---- Information provided
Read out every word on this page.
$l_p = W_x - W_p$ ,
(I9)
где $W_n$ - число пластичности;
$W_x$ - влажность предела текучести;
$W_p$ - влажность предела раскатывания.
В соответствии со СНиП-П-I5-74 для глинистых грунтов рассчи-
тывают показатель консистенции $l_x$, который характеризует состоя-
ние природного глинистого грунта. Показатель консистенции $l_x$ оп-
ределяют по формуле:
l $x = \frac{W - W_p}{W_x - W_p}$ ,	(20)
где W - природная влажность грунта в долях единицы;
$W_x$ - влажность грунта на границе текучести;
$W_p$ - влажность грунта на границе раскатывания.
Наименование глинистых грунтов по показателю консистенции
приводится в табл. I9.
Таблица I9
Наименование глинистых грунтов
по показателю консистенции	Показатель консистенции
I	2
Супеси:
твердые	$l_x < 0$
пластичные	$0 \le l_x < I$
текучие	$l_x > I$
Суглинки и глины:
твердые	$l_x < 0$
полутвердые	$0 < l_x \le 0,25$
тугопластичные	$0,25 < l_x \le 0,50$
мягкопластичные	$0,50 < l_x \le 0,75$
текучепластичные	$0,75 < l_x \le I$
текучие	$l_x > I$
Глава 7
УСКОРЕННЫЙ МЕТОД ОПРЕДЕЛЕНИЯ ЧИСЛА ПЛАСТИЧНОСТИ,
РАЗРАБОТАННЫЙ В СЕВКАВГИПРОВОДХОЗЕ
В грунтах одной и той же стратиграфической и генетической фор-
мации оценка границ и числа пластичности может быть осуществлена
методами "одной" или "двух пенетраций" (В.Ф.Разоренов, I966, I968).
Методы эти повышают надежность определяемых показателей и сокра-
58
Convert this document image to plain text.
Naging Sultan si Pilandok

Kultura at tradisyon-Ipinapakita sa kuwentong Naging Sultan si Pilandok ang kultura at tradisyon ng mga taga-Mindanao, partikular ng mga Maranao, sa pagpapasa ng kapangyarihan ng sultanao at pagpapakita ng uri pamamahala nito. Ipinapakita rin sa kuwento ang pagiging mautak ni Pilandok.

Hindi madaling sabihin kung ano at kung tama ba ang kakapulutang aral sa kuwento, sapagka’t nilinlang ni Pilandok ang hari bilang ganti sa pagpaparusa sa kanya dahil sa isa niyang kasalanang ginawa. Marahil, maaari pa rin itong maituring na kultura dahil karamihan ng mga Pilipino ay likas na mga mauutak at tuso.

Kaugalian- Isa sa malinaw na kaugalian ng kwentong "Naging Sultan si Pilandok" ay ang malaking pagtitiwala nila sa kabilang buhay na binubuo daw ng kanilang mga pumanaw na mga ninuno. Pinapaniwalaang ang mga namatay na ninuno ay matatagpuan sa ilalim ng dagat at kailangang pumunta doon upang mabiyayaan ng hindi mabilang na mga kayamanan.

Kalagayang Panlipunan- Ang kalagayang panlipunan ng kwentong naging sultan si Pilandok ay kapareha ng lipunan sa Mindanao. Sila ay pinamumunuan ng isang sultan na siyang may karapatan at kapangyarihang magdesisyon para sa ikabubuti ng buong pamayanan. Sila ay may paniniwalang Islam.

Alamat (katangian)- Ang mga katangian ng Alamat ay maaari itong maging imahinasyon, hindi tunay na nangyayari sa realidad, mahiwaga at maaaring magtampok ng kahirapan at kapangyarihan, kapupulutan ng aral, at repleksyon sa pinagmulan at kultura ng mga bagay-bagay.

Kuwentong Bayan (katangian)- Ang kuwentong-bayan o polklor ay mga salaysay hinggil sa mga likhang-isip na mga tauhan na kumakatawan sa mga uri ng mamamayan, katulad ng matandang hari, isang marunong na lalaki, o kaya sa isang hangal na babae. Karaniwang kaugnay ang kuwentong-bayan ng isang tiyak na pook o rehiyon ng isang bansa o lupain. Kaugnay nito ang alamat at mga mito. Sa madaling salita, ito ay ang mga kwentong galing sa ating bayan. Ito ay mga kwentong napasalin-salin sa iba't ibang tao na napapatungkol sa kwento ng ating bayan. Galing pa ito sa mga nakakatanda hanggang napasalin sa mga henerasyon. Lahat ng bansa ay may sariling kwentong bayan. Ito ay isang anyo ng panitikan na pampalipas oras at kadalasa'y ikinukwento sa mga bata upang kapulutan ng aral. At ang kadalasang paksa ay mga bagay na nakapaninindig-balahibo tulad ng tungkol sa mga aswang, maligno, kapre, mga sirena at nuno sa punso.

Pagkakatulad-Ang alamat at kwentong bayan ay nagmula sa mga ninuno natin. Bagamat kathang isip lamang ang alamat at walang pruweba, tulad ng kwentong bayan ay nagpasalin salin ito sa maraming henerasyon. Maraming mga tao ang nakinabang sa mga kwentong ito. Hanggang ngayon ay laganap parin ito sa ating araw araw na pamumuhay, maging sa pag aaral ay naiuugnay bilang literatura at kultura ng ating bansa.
--------
> [Stated goal] Check each line above for the word "грунтов" and copy the ones that have it.

> [Final result]
В соответствии со СНиП-П-I5-74 для глинистых грунтов рассчи-
Наименование глинистых грунтов по показателю консистенции
Наименование глинистых грунтов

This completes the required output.